Algunos de los versos de Juan de Mesa fueron también condenados por la
Inquisición. No conocemos bien las circunstancias de su llamada a capítulo, ni
sabemos de qué modo le afectó al poeta, en lo personal, la represión del Santo
Oficio, por más esfuerzos que han hecho las autoras de este libro por arrancar
a las brumas de la historia los detalles menudos de tales episodios. Pero sí
hay constancia de que el monstruo católicoimperial al que servilmente echó
carnaza Juan de Mesa le mordió a él también. Como suele suceder, por
descontado, en cualquier tiranía que se precie.
Aunque
haya razones para dudarlo, si se toma como real, histórica y fielmente descrita
la España torturada, mágica y fanática que reflejan los cuatro poemas que se
conocen del coplero Juan de Mesa, existen indicios de que en la España del Imperio hubo
también gente normal, e incluso gente decente, inteligente, preparada,
escéptica, inconformista, a veces hasta genial. Es cierto que quedaron en el
lado de los marginados o de las víctimas, de los que hubieron de pechar con los
caprichos, las arbitrariedades y las crueldades de una monarquía, una
aristocracia y una teocracia clerical de talentos, capacidades y principios
éticos que estaban muy por debajo de lo que se merecía nuestro país. Igual que es cierto
que, por entre las garras vigilantes de los perros de la ortodoxia, algunos de
aquellos espíritus rebeldes pudieron hacer pasar lo más valioso (que no es
casualidad que coincidiera con lo más libre, incrédulo, escéptico,
inconformista y alternativo) que ha quedado de la cultura de aquella época: La
Celestina,
El Lazarillo, el Quijote, o las miradas de los bufones de Velázquez, que por
más frágiles y aturdidas que fueran, resultan más humanas y expresivas que las
miradas reales que también inmortalizó.

• [INFORMACIÓN REGISTRADA]:
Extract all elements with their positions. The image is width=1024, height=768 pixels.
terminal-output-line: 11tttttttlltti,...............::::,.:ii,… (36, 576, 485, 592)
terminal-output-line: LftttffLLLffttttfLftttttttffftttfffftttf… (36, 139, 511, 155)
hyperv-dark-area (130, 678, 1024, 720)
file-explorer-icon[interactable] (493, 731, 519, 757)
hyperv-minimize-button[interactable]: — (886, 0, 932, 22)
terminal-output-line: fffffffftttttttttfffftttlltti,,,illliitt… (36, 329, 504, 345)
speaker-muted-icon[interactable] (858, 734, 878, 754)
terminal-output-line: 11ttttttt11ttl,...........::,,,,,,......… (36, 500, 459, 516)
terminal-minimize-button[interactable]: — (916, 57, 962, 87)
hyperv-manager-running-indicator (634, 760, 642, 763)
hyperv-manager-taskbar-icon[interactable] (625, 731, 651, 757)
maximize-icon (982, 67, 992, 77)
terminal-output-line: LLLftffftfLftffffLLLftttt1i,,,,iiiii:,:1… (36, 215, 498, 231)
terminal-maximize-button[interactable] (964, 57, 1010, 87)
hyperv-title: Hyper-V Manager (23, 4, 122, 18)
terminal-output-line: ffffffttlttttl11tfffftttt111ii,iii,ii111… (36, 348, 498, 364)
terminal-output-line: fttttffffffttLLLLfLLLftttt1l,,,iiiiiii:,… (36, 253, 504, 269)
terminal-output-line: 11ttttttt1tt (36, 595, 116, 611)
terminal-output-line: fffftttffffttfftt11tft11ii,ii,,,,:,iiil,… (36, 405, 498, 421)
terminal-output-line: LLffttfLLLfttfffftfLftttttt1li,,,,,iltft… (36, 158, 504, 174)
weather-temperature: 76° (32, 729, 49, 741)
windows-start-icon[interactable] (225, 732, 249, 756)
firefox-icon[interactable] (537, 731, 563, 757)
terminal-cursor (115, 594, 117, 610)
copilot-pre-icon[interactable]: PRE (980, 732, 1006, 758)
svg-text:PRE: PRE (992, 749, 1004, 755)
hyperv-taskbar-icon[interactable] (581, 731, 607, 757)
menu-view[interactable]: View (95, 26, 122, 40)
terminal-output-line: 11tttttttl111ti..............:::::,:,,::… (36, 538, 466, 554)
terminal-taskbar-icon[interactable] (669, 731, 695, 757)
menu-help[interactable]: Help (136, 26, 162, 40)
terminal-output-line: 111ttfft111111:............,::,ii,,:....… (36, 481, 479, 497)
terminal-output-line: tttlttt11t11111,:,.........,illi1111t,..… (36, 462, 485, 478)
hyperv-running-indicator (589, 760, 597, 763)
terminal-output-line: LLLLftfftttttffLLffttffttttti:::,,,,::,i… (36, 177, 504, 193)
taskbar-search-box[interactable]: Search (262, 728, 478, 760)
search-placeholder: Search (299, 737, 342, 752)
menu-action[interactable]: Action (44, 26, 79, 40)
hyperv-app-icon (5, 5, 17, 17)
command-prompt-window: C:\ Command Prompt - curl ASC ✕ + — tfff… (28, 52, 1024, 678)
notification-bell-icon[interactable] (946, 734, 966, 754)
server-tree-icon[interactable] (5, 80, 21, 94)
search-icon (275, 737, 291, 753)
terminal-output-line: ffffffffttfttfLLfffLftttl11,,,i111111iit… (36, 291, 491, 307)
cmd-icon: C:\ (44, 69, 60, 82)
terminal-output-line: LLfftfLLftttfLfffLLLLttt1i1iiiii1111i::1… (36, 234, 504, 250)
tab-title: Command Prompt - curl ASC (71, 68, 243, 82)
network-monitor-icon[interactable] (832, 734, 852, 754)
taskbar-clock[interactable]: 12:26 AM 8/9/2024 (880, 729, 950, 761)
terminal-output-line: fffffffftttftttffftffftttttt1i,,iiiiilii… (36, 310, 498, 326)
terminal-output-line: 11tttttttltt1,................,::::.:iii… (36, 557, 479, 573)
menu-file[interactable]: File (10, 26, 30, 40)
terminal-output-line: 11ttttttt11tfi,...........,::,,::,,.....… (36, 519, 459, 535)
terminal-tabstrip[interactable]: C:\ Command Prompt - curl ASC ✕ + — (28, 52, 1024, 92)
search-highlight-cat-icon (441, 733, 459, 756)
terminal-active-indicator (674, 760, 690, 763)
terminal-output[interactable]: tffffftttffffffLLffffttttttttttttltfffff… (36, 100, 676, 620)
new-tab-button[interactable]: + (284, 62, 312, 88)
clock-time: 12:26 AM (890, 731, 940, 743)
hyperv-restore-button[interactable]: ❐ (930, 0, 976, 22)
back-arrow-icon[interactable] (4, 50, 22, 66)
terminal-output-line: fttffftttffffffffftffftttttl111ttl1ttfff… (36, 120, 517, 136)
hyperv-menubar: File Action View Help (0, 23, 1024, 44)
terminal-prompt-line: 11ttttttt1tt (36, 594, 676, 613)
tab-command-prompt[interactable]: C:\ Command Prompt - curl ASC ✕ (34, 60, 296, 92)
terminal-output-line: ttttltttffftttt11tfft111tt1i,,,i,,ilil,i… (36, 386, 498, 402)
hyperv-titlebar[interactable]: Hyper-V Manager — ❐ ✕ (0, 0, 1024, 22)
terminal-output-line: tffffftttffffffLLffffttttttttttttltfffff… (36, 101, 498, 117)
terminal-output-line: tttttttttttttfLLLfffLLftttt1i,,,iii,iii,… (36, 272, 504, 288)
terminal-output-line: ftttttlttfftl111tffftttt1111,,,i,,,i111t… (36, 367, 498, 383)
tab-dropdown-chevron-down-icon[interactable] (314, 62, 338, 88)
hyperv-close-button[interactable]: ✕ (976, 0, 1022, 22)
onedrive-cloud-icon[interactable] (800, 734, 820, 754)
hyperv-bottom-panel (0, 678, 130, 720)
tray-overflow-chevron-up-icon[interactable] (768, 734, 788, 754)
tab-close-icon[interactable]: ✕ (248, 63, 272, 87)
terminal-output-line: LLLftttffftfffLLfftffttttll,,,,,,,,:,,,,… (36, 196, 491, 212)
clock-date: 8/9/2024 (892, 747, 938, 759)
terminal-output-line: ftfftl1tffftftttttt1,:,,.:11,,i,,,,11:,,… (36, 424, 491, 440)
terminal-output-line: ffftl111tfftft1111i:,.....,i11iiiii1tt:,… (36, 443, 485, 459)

• [TAREAS Y EJERCICIOS]:
1. Enumera las obras y creaciones que el fragmento sobre Juan de Mesa presenta como lo más valioso que ha quedado de la cultura de aquella época.
2. Indica qué institución condenó algunos de los versos de Juan de Mesa, según el fragmento sobre Juan de Mesa.

• [RESPUESTAS]:
1. La Celestina; El Lazarillo; el Quijote; las miradas de los bufones de Velázquez.

2. La Inquisición.